**Seite**
_____
Der Bundesfinanzhof (BFH) hat eine weitere Entscheidung zur
Verfassungsmäßigkeit des Solidaritätszuschlags bei Steuerpflichtigen, die keine
gewerblichen Einkünfte erzielen, veröffentlicht. Danach ist es
verfassungsgemäß, dass der Solidaritätszuschlag für Gewerbetreibende, die
Gewerbesteuer zahlen, niedriger ausfallen kann als bei Steuerpflichtigen, die
keine gewerblichen Einkünfte erzielen und daher auch keine Gewerbesteuer
zahlen.

Hintergrund: Der
Solidaritätszuschlag beträgt 5,5 % der Einkommensteuer. Zahlt der
Steuerpflichtige Gewerbesteuer, wird diese auf die Einkommensteuer angerechnet,
und zwar maximal mit dem 3,8fachen des festgesetzten Gewerbesteuermessbetrags.
Dies entspricht einem Gewerbesteuerhebesatz von 380 %. Die Einkommensteuer
mindert sich aufgrund der Anrechnung der Gewerbesteuer, so dass auch der
Solidaritätszuschlag entsprechend niedriger ausfällt.

Sachverhalt: Die Kläger waren
Eheleute, die im Streitjahr 2011 überwiegend Einkünfte aus nichtselbständiger
Arbeit und aus Vermietung und Verpachtung, aber und nur im geringen Umfang
gewerbliche Einkünfte erzielten. Das zu versteuernde Einkommen betrug ca.
142.000 €. Das Finanzamt setzte Einkommensteuer in Höhe von ca.
_____
**Aufgabe A**
Gib den Text zum Solidaritätszuschlag vollständig und wortgetreu aus.

**Einträge aus einer Sammlung**
_____
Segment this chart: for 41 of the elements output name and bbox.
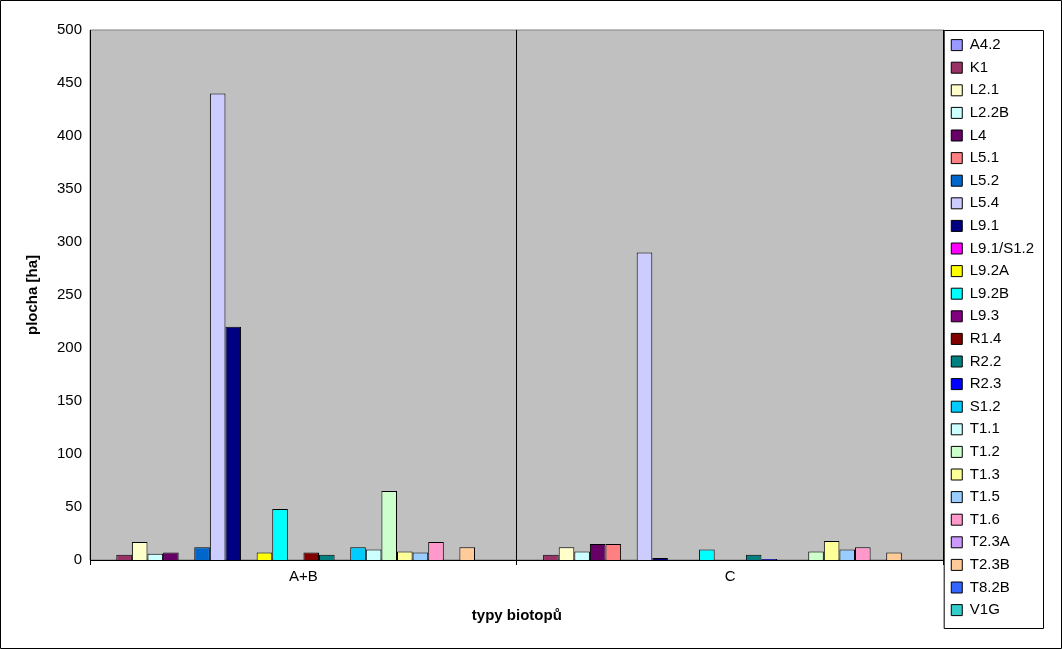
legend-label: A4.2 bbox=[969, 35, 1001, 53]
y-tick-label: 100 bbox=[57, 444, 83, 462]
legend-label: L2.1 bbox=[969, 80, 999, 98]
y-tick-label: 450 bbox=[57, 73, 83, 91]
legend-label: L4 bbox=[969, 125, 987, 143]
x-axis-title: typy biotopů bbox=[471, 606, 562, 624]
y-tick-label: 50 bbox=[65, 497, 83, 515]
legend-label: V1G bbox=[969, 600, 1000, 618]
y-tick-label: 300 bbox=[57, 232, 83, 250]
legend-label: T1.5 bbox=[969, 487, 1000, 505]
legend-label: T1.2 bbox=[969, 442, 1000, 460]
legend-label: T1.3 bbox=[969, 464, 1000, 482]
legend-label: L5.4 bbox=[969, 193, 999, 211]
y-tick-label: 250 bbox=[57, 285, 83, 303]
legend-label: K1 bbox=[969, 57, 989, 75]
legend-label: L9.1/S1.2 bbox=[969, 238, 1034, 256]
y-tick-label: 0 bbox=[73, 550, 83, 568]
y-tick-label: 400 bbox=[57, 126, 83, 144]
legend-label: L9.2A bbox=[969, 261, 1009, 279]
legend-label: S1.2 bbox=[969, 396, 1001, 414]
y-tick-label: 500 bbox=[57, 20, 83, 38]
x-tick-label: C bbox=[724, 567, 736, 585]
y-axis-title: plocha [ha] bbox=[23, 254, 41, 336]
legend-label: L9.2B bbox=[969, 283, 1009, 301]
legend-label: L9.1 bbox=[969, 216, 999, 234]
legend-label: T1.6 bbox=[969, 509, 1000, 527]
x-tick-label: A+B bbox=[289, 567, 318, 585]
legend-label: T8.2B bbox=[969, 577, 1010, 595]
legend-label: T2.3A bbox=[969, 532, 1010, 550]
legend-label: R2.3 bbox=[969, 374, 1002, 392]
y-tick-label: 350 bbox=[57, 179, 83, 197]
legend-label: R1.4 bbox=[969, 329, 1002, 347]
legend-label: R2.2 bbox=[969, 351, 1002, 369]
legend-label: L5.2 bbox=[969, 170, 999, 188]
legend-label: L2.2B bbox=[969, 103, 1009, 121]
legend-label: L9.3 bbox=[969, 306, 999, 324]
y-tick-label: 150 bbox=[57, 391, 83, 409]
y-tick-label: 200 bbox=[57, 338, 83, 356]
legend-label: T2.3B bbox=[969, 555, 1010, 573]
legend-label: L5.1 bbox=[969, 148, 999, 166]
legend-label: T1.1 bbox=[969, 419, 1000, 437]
_____
**Aufgabe B**
Gib aus den Datensätzen nur die Zeilen von der Zeile mit „legend-label: A4.2 bbox=[969, 35, 1001, 53]“ bis zur Zeile mit „legend-label: T1.6 bbox=[969, 509, 1000, 527]“ unverändert zurück, beide Zeilen eingeschlossen.

**Fertige Antwort A**
Der Bundesfinanzhof (BFH) hat eine weitere Entscheidung zur
Verfassungsmäßigkeit des Solidaritätszuschlags bei Steuerpflichtigen, die keine
gewerblichen Einkünfte erzielen, veröffentlicht. Danach ist es
verfassungsgemäß, dass der Solidaritätszuschlag für Gewerbetreibende, die
Gewerbesteuer zahlen, niedriger ausfallen kann als bei Steuerpflichtigen, die
keine gewerblichen Einkünfte erzielen und daher auch keine Gewerbesteuer
zahlen.

Hintergrund: Der
Solidaritätszuschlag beträgt 5,5 % der Einkommensteuer. Zahlt der
Steuerpflichtige Gewerbesteuer, wird diese auf die Einkommensteuer angerechnet,
und zwar maximal mit dem 3,8fachen des festgesetzten Gewerbesteuermessbetrags.
Dies entspricht einem Gewerbesteuerhebesatz von 380 %. Die Einkommensteuer
mindert sich aufgrund der Anrechnung der Gewerbesteuer, so dass auch der
Solidaritätszuschlag entsprechend niedriger ausfällt.

Sachverhalt: Die Kläger waren
Eheleute, die im Streitjahr 2011 überwiegend Einkünfte aus nichtselbständiger
Arbeit und aus Vermietung und Verpachtung, aber und nur im geringen Umfang
gewerbliche Einkünfte erzielten. Das zu versteuernde Einkommen betrug ca.
142.000 €. Das Finanzamt setzte Einkommensteuer in Höhe von ca.

**Fertige Antwort B**
legend-label: A4.2 bbox=[969, 35, 1001, 53]
y-tick-label: 100 bbox=[57, 444, 83, 462]
legend-label: L2.1 bbox=[969, 80, 999, 98]
y-tick-label: 450 bbox=[57, 73, 83, 91]
legend-label: L4 bbox=[969, 125, 987, 143]
x-axis-title: typy biotopů bbox=[471, 606, 562, 624]
y-tick-label: 50 bbox=[65, 497, 83, 515]
legend-label: V1G bbox=[969, 600, 1000, 618]
y-tick-label: 300 bbox=[57, 232, 83, 250]
legend-label: T1.5 bbox=[969, 487, 1000, 505]
legend-label: T1.2 bbox=[969, 442, 1000, 460]
legend-label: T1.3 bbox=[969, 464, 1000, 482]
legend-label: L5.4 bbox=[969, 193, 999, 211]
y-tick-label: 250 bbox=[57, 285, 83, 303]
legend-label: K1 bbox=[969, 57, 989, 75]
legend-label: L9.1/S1.2 bbox=[969, 238, 1034, 256]
y-tick-label: 0 bbox=[73, 550, 83, 568]
y-tick-label: 400 bbox=[57, 126, 83, 144]
legend-label: L9.2A bbox=[969, 261, 1009, 279]
legend-label: S1.2 bbox=[969, 396, 1001, 414]
y-tick-label: 500 bbox=[57, 20, 83, 38]
x-tick-label: C bbox=[724, 567, 736, 585]
y-axis-title: plocha [ha] bbox=[23, 254, 41, 336]
legend-label: L9.2B bbox=[969, 283, 1009, 301]
legend-label: L9.1 bbox=[969, 216, 999, 234]
legend-label: T1.6 bbox=[969, 509, 1000, 527]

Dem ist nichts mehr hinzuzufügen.